[Opening PROVIDED RECORDS section]

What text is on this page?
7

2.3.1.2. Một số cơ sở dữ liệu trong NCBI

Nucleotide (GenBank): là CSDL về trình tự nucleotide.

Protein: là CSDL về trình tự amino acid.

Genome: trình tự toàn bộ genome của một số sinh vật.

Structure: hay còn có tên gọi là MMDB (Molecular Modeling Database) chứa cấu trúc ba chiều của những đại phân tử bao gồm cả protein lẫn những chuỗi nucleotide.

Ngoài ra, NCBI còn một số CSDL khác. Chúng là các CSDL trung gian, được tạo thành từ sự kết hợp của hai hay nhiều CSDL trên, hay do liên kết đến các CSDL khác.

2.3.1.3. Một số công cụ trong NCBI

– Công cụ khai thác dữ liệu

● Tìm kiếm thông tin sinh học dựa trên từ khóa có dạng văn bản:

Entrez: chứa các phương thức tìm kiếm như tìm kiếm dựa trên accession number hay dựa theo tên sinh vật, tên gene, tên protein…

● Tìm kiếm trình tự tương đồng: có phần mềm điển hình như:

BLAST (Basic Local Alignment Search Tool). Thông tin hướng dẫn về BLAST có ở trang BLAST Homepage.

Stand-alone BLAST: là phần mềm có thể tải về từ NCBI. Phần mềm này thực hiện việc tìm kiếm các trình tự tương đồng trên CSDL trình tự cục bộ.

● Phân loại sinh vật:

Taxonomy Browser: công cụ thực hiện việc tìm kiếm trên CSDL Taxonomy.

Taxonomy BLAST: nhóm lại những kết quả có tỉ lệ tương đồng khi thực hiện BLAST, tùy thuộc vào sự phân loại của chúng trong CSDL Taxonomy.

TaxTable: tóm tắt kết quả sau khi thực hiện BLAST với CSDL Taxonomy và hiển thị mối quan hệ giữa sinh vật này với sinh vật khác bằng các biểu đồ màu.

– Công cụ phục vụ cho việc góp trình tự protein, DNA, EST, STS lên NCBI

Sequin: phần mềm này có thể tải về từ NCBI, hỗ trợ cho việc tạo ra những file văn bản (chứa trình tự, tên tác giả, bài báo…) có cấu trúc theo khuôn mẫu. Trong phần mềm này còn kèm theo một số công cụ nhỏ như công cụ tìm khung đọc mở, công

[Closing PROVIDED RECORDS section]

INSTRUCTIONS FOR THE TASK =>
Reproduce each line of the material in which the string "hiện" occurs.

TASK OUTPUT =>
Stand-alone BLAST: là phần mềm có thể tải về từ NCBI. Phần mềm này thực hiện việc tìm kiếm các trình tự tương đồng trên CSDL trình tự cục bộ.
Taxonomy Browser: công cụ thực hiện việc tìm kiếm trên CSDL Taxonomy.
Taxonomy BLAST: nhóm lại những kết quả có tỉ lệ tương đồng khi thực hiện BLAST, tùy thuộc vào sự phân loại của chúng trong CSDL Taxonomy.
TaxTable: tóm tắt kết quả sau khi thực hiện BLAST với CSDL Taxonomy và hiển thị mối quan hệ giữa sinh vật này với sinh vật khác bằng các biểu đồ màu.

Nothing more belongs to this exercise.